TASK DESCRIPTION:
Only the pictures are to be left out; set down the rest of the records exactly.

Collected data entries

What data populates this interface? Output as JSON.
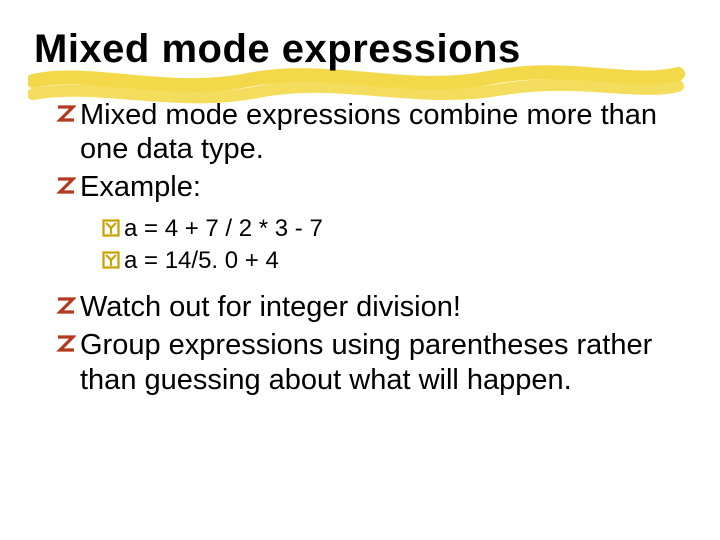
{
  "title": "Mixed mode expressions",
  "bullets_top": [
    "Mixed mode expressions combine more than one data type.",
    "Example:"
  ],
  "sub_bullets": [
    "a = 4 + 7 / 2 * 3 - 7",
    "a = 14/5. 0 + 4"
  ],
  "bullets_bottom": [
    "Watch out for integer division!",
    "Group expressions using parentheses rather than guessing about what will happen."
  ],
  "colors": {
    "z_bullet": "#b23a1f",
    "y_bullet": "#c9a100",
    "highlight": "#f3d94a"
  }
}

TASK ANSWER:
What data populates this interface? Output as JSON.
{
  "title": "Mixed mode expressions",
  "bullets_top": [
    "Mixed mode expressions combine more than one data type.",
    "Example:"
  ],
  "sub_bullets": [
    "a = 4 + 7 / 2 * 3 - 7",
    "a = 14/5. 0 + 4"
  ],
  "bullets_bottom": [
    "Watch out for integer division!",
    "Group expressions using parentheses rather than guessing about what will happen."
  ],
  "colors": {
    "z_bullet": "#b23a1f",
    "y_bullet": "#c9a100",
    "highlight": "#f3d94a"
  }
}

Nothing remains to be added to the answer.